● **TASK DATA**
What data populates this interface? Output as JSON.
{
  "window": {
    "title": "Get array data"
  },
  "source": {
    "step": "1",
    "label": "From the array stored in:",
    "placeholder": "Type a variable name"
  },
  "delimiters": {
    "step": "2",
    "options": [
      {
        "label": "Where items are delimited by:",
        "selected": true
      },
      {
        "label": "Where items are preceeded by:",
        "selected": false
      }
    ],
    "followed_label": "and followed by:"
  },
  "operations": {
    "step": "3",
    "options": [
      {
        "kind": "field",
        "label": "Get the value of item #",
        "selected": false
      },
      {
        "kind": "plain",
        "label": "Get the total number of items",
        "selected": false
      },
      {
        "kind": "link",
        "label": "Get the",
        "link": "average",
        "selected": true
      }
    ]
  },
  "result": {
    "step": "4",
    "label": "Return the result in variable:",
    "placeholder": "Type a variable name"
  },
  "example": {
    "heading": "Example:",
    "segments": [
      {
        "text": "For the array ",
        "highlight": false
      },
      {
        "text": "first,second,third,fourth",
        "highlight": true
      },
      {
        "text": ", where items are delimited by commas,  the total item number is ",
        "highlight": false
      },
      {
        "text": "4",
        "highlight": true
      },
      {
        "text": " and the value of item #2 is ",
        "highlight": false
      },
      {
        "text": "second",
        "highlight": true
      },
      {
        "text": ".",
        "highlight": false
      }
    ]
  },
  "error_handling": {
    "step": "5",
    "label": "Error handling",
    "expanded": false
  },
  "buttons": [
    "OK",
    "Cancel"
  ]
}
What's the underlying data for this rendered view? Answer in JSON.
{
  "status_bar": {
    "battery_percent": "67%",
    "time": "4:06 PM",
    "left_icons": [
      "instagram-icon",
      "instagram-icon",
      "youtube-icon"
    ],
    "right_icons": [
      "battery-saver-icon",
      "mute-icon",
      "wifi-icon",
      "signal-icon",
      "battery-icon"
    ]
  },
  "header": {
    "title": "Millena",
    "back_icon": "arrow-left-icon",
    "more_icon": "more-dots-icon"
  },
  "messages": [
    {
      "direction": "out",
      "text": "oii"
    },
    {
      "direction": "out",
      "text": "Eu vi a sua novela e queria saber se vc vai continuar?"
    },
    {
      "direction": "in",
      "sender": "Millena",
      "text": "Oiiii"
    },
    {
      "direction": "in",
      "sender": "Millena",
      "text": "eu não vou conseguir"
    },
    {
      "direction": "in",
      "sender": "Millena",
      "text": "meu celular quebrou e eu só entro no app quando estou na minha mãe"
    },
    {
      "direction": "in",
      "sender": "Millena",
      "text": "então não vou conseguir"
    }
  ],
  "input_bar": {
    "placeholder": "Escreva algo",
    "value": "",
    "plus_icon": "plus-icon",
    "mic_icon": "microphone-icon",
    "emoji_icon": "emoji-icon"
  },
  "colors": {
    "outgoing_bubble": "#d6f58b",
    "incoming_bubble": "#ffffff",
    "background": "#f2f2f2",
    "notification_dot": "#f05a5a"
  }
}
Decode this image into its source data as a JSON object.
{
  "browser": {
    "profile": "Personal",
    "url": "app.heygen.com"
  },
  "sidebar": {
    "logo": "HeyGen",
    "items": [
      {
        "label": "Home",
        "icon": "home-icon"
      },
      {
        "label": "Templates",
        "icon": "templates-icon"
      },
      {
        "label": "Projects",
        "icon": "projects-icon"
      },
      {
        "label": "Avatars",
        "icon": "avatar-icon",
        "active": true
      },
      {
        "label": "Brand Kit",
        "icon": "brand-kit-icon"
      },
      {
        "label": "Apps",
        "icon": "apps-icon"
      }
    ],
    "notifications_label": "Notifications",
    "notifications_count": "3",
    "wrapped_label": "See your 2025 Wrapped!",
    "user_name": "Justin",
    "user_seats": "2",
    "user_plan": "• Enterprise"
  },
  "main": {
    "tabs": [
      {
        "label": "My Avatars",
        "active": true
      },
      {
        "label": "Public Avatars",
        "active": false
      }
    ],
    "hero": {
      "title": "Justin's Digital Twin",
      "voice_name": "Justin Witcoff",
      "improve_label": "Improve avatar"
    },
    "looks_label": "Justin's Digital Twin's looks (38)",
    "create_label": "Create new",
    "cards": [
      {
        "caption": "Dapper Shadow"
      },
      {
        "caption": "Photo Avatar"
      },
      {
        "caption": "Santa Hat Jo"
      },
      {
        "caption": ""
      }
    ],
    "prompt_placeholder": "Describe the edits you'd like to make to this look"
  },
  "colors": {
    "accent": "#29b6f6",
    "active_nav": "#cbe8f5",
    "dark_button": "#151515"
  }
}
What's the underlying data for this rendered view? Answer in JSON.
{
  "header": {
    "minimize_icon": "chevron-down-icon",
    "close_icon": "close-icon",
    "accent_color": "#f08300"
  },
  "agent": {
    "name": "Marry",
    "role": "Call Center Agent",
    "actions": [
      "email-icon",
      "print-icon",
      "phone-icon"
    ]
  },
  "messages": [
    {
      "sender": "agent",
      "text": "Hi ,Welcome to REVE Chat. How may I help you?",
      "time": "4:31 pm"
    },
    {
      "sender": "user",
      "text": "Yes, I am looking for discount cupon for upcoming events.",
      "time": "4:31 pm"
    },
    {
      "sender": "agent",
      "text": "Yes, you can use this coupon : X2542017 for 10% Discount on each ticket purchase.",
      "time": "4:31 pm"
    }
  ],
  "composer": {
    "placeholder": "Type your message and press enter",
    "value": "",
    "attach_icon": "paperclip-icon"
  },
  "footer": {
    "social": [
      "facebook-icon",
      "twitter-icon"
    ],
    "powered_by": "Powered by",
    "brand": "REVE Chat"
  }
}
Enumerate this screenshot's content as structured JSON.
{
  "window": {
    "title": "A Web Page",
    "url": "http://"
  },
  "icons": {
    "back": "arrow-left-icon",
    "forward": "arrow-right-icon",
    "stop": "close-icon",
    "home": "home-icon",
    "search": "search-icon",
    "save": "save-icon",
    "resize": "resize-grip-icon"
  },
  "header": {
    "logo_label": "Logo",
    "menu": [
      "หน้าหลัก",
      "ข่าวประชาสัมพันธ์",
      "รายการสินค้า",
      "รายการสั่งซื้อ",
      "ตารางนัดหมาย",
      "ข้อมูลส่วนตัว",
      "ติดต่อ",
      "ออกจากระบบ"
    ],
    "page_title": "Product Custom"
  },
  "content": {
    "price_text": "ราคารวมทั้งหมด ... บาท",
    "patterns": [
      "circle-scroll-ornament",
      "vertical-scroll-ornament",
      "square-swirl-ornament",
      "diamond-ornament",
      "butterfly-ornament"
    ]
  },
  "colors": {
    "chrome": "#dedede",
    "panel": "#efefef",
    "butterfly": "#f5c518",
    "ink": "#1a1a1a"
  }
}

● **WHAT TO PRODUCE**
Find the lines above that contain the word "number" and collect them.

● **TASK OUTPUT**
        "label": "Get the total number of items",
        "text": ", where items are delimited by commas,  the total item number is ",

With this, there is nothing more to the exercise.